**DIRECTION:** All entries must be extracted exactly, with nothing added or dropped.
__________
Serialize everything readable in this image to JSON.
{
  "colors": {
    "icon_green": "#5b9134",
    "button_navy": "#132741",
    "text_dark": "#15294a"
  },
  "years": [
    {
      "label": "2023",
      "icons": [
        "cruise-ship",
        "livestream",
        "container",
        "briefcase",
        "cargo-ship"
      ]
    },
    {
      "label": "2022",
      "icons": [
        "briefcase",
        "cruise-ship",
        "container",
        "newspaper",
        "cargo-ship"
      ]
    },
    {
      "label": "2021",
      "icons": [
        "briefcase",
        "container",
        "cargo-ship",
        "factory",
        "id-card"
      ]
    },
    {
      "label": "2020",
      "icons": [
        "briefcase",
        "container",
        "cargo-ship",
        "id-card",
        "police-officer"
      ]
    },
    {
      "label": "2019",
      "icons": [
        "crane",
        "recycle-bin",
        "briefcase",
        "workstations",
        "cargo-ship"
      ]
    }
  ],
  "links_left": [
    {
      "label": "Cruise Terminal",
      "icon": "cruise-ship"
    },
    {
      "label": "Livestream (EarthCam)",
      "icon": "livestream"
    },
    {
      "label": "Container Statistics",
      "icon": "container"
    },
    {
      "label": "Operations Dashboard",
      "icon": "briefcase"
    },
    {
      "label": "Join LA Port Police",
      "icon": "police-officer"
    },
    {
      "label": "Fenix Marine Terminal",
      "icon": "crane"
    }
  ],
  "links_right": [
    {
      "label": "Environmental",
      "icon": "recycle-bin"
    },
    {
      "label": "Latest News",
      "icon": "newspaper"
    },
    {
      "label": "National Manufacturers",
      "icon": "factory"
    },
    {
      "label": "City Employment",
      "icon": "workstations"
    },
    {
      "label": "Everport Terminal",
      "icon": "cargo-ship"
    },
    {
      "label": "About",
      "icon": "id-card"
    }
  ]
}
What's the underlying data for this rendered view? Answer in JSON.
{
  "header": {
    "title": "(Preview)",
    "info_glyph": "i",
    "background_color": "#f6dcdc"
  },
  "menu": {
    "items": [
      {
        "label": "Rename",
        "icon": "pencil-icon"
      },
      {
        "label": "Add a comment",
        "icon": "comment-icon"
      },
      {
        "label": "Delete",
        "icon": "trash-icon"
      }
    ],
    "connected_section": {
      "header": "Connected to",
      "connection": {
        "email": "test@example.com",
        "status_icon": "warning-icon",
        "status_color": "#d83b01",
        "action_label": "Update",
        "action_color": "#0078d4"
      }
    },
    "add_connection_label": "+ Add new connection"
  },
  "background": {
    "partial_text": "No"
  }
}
__________
**REPLY:**
Serialize everything readable in this image to JSON.
{
  "colors": {
    "icon_green": "#5b9134",
    "button_navy": "#132741",
    "text_dark": "#15294a"
  },
  "years": [
    {
      "label": "2023",
      "icons": [
        "cruise-ship",
        "livestream",
        "container",
        "briefcase",
        "cargo-ship"
      ]
    },
    {
      "label": "2022",
      "icons": [
        "briefcase",
        "cruise-ship",
        "container",
        "newspaper",
        "cargo-ship"
      ]
    },
    {
      "label": "2021",
      "icons": [
        "briefcase",
        "container",
        "cargo-ship",
        "factory",
        "id-card"
      ]
    },
    {
      "label": "2020",
      "icons": [
        "briefcase",
        "container",
        "cargo-ship",
        "id-card",
        "police-officer"
      ]
    },
    {
      "label": "2019",
      "icons": [
        "crane",
        "recycle-bin",
        "briefcase",
        "workstations",
        "cargo-ship"
      ]
    }
  ],
  "links_left": [
    {
      "label": "Cruise Terminal",
      "icon": "cruise-ship"
    },
    {
      "label": "Livestream (EarthCam)",
      "icon": "livestream"
    },
    {
      "label": "Container Statistics",
      "icon": "container"
    },
    {
      "label": "Operations Dashboard",
      "icon": "briefcase"
    },
    {
      "label": "Join LA Port Police",
      "icon": "police-officer"
    },
    {
      "label": "Fenix Marine Terminal",
      "icon": "crane"
    }
  ],
  "links_right": [
    {
      "label": "Environmental",
      "icon": "recycle-bin"
    },
    {
      "label": "Latest News",
      "icon": "newspaper"
    },
    {
      "label": "National Manufacturers",
      "icon": "factory"
    },
    {
      "label": "City Employment",
      "icon": "workstations"
    },
    {
      "label": "Everport Terminal",
      "icon": "cargo-ship"
    },
    {
      "label": "About",
      "icon": "id-card"
    }
  ]
}
What's the underlying data for this rendered view? Answer in JSON.
{
  "header": {
    "title": "(Preview)",
    "info_glyph": "i",
    "background_color": "#f6dcdc"
  },
  "menu": {
    "items": [
      {
        "label": "Rename",
        "icon": "pencil-icon"
      },
      {
        "label": "Add a comment",
        "icon": "comment-icon"
      },
      {
        "label": "Delete",
        "icon": "trash-icon"
      }
    ],
    "connected_section": {
      "header": "Connected to",
      "connection": {
        "email": "test@example.com",
        "status_icon": "warning-icon",
        "status_color": "#d83b01",
        "action_label": "Update",
        "action_color": "#0078d4"
      }
    },
    "add_connection_label": "+ Add new connection"
  },
  "background": {
    "partial_text": "No"
  }
}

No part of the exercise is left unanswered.